---- Task data

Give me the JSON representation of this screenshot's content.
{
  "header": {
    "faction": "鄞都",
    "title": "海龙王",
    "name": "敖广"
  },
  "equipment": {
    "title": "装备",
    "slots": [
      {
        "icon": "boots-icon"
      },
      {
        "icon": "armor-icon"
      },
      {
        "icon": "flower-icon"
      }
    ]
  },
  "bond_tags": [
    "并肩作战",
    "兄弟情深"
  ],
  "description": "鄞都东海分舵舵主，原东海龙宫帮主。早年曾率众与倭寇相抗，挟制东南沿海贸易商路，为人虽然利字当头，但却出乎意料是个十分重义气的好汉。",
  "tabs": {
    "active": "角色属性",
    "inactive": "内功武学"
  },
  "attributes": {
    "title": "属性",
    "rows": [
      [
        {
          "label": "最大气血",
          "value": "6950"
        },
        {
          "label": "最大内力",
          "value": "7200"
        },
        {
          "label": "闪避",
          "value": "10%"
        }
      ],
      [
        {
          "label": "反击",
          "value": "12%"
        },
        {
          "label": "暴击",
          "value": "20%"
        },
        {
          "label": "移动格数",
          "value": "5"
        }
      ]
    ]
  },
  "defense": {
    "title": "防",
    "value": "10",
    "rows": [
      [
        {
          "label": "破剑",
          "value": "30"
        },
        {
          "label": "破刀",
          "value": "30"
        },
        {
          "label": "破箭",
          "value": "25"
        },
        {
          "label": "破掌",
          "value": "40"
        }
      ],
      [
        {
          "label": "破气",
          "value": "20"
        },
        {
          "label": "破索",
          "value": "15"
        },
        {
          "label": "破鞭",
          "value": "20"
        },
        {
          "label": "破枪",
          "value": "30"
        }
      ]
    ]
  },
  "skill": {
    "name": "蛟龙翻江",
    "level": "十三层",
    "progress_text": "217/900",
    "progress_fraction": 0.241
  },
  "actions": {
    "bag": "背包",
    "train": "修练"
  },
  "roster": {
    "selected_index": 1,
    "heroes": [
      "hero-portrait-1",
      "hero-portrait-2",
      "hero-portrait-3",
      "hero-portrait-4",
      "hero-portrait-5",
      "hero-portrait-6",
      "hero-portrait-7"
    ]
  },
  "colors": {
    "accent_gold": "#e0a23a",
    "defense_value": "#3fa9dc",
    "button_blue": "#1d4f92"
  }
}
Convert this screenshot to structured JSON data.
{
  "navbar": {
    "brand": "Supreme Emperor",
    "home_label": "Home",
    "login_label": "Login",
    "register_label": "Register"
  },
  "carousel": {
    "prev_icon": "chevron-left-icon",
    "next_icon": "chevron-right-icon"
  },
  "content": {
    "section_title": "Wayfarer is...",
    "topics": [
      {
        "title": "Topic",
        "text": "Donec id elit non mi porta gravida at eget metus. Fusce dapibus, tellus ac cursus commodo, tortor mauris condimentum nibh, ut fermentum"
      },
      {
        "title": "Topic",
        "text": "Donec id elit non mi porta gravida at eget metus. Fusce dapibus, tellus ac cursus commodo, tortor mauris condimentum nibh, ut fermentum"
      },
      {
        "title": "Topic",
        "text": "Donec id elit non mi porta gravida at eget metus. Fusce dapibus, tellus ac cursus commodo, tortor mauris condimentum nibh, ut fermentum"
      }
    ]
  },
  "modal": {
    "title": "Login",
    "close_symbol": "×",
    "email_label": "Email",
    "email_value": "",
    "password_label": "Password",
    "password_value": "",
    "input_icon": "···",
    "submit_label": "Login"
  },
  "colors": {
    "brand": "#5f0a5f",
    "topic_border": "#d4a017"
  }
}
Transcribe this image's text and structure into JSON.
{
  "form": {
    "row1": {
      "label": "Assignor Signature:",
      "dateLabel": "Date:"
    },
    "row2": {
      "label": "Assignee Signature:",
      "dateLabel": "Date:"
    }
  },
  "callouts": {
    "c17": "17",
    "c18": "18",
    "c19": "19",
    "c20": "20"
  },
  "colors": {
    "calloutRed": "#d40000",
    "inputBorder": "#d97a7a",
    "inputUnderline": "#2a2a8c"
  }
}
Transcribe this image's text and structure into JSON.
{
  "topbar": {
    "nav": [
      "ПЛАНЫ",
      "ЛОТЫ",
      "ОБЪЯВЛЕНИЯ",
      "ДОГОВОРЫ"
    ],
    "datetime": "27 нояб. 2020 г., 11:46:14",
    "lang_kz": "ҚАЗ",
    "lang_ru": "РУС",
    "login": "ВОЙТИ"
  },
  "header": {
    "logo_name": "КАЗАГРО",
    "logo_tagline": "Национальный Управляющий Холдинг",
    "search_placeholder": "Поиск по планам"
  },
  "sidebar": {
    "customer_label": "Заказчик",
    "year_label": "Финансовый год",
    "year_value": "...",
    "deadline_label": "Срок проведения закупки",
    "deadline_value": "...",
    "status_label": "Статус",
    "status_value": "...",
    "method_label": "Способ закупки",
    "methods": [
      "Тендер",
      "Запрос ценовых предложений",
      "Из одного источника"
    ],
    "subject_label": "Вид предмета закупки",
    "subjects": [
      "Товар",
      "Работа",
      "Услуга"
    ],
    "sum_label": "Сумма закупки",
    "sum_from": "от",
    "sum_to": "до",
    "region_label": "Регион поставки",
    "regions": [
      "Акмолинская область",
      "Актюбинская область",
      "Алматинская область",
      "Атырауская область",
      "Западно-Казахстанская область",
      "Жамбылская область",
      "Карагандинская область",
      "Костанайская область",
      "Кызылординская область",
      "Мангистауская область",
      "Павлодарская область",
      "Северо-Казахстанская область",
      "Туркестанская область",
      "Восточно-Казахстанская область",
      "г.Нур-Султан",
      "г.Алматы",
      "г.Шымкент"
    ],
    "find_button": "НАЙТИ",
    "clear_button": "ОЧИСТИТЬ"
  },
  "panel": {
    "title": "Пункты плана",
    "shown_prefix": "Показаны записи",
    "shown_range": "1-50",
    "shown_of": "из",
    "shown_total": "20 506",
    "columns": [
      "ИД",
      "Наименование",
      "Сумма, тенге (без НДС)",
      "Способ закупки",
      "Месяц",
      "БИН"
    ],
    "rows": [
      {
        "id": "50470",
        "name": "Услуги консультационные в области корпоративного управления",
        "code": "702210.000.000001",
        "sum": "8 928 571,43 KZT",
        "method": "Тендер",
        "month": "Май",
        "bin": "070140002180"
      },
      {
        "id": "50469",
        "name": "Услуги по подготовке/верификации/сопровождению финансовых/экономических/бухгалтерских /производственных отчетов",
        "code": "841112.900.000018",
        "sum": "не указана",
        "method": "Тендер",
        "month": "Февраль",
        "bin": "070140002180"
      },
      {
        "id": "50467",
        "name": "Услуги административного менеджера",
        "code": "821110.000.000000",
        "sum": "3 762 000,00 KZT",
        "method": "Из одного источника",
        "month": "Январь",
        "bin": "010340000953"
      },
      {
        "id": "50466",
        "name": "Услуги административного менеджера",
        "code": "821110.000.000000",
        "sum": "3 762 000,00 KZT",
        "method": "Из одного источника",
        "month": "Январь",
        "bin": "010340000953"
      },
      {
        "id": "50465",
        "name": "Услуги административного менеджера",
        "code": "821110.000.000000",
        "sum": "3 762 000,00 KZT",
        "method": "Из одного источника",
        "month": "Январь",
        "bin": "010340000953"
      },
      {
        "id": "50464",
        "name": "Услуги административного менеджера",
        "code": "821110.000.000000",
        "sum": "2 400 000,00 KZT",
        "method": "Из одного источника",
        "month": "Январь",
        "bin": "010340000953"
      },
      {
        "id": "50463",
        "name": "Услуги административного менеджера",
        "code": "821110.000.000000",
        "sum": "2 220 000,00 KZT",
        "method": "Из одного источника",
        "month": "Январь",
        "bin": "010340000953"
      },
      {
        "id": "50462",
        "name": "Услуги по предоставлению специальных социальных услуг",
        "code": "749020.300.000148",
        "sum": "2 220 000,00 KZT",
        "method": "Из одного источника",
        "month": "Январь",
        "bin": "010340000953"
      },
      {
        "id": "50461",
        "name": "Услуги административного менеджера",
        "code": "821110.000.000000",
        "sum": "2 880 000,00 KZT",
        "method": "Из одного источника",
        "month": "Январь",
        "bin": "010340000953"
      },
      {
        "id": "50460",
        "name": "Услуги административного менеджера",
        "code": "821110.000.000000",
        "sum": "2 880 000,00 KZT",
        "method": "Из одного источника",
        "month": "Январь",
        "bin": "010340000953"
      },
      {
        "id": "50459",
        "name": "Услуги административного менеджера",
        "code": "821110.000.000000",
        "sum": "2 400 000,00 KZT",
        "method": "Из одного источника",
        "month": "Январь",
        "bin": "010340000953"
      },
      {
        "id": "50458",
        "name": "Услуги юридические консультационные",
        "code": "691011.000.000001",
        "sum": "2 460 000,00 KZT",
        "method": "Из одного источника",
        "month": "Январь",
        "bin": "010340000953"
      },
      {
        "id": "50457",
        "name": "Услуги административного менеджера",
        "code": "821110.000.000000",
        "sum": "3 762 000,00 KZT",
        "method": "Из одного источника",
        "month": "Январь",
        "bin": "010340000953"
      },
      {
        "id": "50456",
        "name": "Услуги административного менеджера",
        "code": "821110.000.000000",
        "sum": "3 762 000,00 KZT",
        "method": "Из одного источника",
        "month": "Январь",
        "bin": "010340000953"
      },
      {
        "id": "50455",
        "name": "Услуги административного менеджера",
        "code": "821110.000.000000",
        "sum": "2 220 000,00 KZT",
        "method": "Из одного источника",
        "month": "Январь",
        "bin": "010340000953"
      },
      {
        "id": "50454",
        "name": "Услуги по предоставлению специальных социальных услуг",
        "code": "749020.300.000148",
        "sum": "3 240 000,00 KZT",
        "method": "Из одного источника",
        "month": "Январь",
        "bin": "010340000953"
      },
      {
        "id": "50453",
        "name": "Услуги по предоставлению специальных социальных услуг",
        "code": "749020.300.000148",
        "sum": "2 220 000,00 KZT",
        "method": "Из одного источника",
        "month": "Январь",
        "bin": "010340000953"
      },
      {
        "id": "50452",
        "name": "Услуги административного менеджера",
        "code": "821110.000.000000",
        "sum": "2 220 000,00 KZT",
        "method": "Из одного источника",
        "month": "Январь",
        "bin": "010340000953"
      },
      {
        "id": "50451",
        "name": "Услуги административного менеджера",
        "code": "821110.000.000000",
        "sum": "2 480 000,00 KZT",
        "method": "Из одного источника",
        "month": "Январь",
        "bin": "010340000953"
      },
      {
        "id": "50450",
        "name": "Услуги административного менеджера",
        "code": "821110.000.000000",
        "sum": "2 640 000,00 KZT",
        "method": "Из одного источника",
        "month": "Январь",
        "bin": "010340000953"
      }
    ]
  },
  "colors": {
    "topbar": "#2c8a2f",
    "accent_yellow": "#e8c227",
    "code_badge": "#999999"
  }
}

--------

§ **Problem details**: Check each line in the listing above for the string "this", then report how many lines contain it, with no other text.

§ **Result**: 4